_Problem to solve_
Could you copy the listing word for word, starting with the line that contains "status-dots-icon <box>796 301 816 310</box>" and going on through the line that contains "video-tile[interactable]: NIELSEN JOHN"?

(Entries drawn from a collection)
________________________________________

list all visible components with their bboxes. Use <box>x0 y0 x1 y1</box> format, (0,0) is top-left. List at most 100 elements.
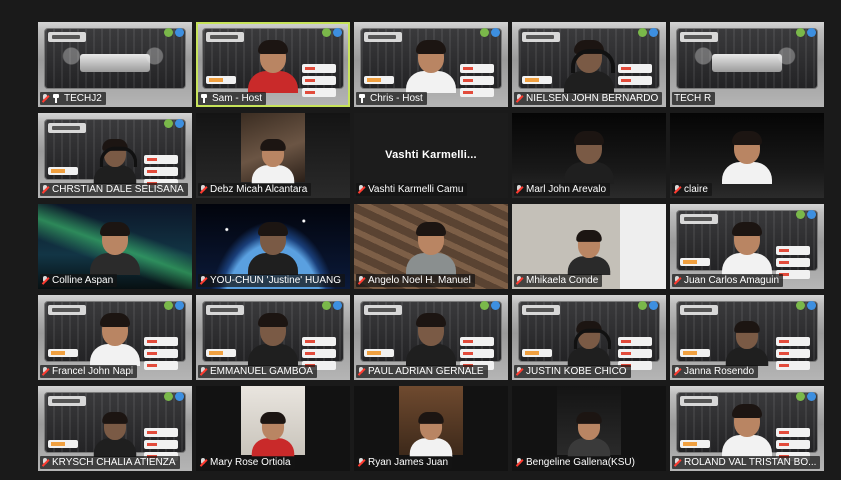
status-dots-icon <box>796 301 816 310</box>
participant-name: NIELSEN JOHN BERNARDO <box>526 93 659 104</box>
video-tile[interactable]: Debz Micah Alcantara <box>196 113 350 198</box>
mic-muted-icon <box>674 276 680 285</box>
video-tile[interactable]: TECHJ2 <box>38 22 192 107</box>
participant-name-label: KRYSCH CHALIA ATIENZA <box>40 456 180 469</box>
video-tile[interactable]: KRYSCH CHALIA ATIENZA <box>38 386 192 471</box>
participant-video <box>722 404 772 457</box>
hackfest-logo <box>206 305 244 315</box>
video-tile[interactable]: ROLAND VAL TRISTAN BO... <box>670 386 824 471</box>
video-tile[interactable]: EMMANUEL GAMBOA <box>196 295 350 380</box>
video-tile[interactable]: Colline Aspan <box>38 204 192 289</box>
frame-decoration <box>522 349 552 357</box>
video-tile[interactable]: Bengeline Gallena(KSU) <box>512 386 666 471</box>
video-tile[interactable]: Mhikaela Conde <box>512 204 666 289</box>
mic-muted-icon <box>358 458 364 467</box>
participant-video <box>90 313 140 366</box>
status-dots-icon <box>480 301 500 310</box>
hackfest-logo <box>364 32 402 42</box>
status-dots-icon <box>796 28 816 37</box>
frame-decoration <box>144 349 178 358</box>
participant-name: Ryan James Juan <box>368 457 449 468</box>
hackfest-logo <box>680 214 718 224</box>
participant-video <box>251 411 295 457</box>
participant-video <box>564 131 614 184</box>
video-tile[interactable]: claire <box>670 113 824 198</box>
hackfest-logo <box>364 305 402 315</box>
frame-decoration <box>618 64 652 73</box>
participant-name-label: TECH R <box>672 92 716 105</box>
participant-name: Colline Aspan <box>52 275 114 286</box>
participant-name: CHRSTIAN DALE SELISANA <box>52 184 184 195</box>
participant-video <box>722 131 772 184</box>
hackfest-logo <box>206 32 244 42</box>
video-tile-camera-off[interactable]: Vashti Karmelli... Vashti Karmelli Camu <box>354 113 508 198</box>
mic-muted-icon <box>200 367 206 376</box>
participant-video <box>406 40 456 93</box>
video-tile[interactable]: NIELSEN JOHN BERNARDO <box>512 22 666 107</box>
participant-name-label: Colline Aspan <box>40 274 118 287</box>
participant-name-label: NIELSEN JOHN BERNARDO <box>514 92 663 105</box>
frame-decoration <box>680 349 710 357</box>
frame-decoration <box>144 440 178 449</box>
video-tile[interactable]: JUSTIN KOBE CHICO <box>512 295 666 380</box>
video-tile[interactable]: YOU-CHUN 'Justine' HUANG <box>196 204 350 289</box>
video-tile[interactable]: CHRSTIAN DALE SELISANA <box>38 113 192 198</box>
participant-video <box>564 40 615 93</box>
frame-decoration <box>144 428 178 437</box>
status-dots-icon <box>796 210 816 219</box>
status-dots-icon <box>164 28 184 37</box>
pin-icon <box>358 94 366 103</box>
video-tile[interactable]: Angelo Noel H. Manuel <box>354 204 508 289</box>
video-tile[interactable]: Juan Carlos Amaguin <box>670 204 824 289</box>
video-tile[interactable]: Mary Rose Ortiola <box>196 386 350 471</box>
participant-name-label: Chris - Host <box>356 92 427 105</box>
mic-muted-icon <box>516 458 522 467</box>
participant-name-label: Mary Rose Ortiola <box>198 456 295 469</box>
video-tile[interactable]: Ryan James Juan <box>354 386 508 471</box>
frame-decoration <box>364 349 394 357</box>
hackfest-logo <box>48 32 86 42</box>
participant-name-label: Debz Micah Alcantara <box>198 183 312 196</box>
mic-muted-icon <box>42 367 48 376</box>
video-tile[interactable]: Janna Rosendo <box>670 295 824 380</box>
mic-muted-icon <box>200 458 206 467</box>
hackfest-logo <box>48 396 86 406</box>
frame-decoration <box>522 76 552 84</box>
participant-name: Mary Rose Ortiola <box>210 457 291 468</box>
video-tile[interactable]: PAUL ADRIAN GERNALE <box>354 295 508 380</box>
video-gallery: TECHJ2 Sam - Host Chris - Host NIELSEN J… <box>38 22 824 474</box>
video-tile[interactable]: Marl John Arevalo <box>512 113 666 198</box>
frame-decoration <box>618 337 652 346</box>
frame-decoration <box>302 88 336 97</box>
participant-name: Janna Rosendo <box>684 366 755 377</box>
participant-name: KRYSCH CHALIA ATIENZA <box>52 457 176 468</box>
participant-name: EMMANUEL GAMBOA <box>210 366 313 377</box>
participant-name-label: Sam - Host <box>198 92 267 105</box>
video-tile-active-speaker[interactable]: Sam - Host <box>196 22 350 107</box>
participant-name-label: Ryan James Juan <box>356 456 453 469</box>
hackfest-logo <box>522 305 560 315</box>
participant-name-label: Bengeline Gallena(KSU) <box>514 456 639 469</box>
hackfest-logo <box>680 32 718 42</box>
hackfest-logo <box>680 305 718 315</box>
status-dots-icon <box>480 28 500 37</box>
participant-name-label: Mhikaela Conde <box>514 274 603 287</box>
video-tile[interactable]: TECH R <box>670 22 824 107</box>
frame-decoration <box>680 440 710 448</box>
participant-video <box>248 40 298 93</box>
video-tile[interactable]: Chris - Host <box>354 22 508 107</box>
status-dots-icon <box>164 119 184 128</box>
mic-muted-icon <box>516 367 522 376</box>
participant-video <box>567 320 612 366</box>
frame-decoration <box>776 258 810 267</box>
participant-display-name: Vashti Karmelli... <box>385 149 477 161</box>
frame-decoration <box>144 361 178 370</box>
frame-decoration <box>776 246 810 255</box>
participant-video <box>567 411 611 457</box>
participant-name-label: YOU-CHUN 'Justine' HUANG <box>198 274 346 287</box>
participant-name: TECHJ2 <box>64 93 102 104</box>
participant-name: Chris - Host <box>370 93 423 104</box>
status-dots-icon <box>322 28 342 37</box>
participant-video <box>722 222 772 275</box>
video-tile[interactable]: Francel John Napi <box>38 295 192 380</box>
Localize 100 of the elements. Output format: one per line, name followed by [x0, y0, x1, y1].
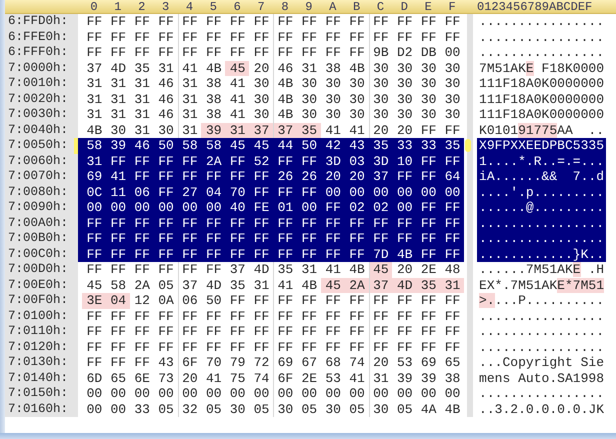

________________________________________

_Response to the task_
status-dots-icon <box>796 301 816 310</box>
participant-name: NIELSEN JOHN BERNARDO <box>526 93 659 104</box>
video-tile[interactable]: Debz Micah Alcantara <box>196 113 350 198</box>
mic-muted-icon <box>674 276 680 285</box>
video-tile[interactable]: TECHJ2 <box>38 22 192 107</box>
participant-name-label: KRYSCH CHALIA ATIENZA <box>40 456 180 469</box>
video-tile[interactable]: KRYSCH CHALIA ATIENZA <box>38 386 192 471</box>
participant-video <box>722 404 772 457</box>
hackfest-logo <box>206 305 244 315</box>
video-tile[interactable]: ROLAND VAL TRISTAN BO... <box>670 386 824 471</box>
video-tile[interactable]: EMMANUEL GAMBOA <box>196 295 350 380</box>
video-tile[interactable]: Colline Aspan <box>38 204 192 289</box>
frame-decoration <box>522 349 552 357</box>
video-tile[interactable]: Bengeline Gallena(KSU) <box>512 386 666 471</box>
video-tile[interactable]: Mhikaela Conde <box>512 204 666 289</box>
mic-muted-icon <box>358 458 364 467</box>
participant-video <box>90 313 140 366</box>
status-dots-icon <box>480 301 500 310</box>
hackfest-logo <box>364 32 402 42</box>
status-dots-icon <box>796 28 816 37</box>
frame-decoration <box>144 349 178 358</box>
participant-name: Ryan James Juan <box>368 457 449 468</box>
hackfest-logo <box>680 214 718 224</box>
participant-video <box>251 411 295 457</box>
participant-video <box>564 131 614 184</box>
video-tile[interactable]: claire <box>670 113 824 198</box>
hackfest-logo <box>364 305 402 315</box>
frame-decoration <box>618 64 652 73</box>
participant-name-label: TECH R <box>672 92 716 105</box>
participant-name: Colline Aspan <box>52 275 114 286</box>
participant-name: CHRSTIAN DALE SELISANA <box>52 184 184 195</box>
participant-video <box>722 131 772 184</box>
hackfest-logo <box>206 32 244 42</box>
video-tile-camera-off[interactable]: Vashti Karmelli... Vashti Karmelli Camu <box>354 113 508 198</box>
mic-muted-icon <box>200 367 206 376</box>
participant-video <box>406 40 456 93</box>
video-tile[interactable]: NIELSEN JOHN BERNARDO <box>512 22 666 107</box>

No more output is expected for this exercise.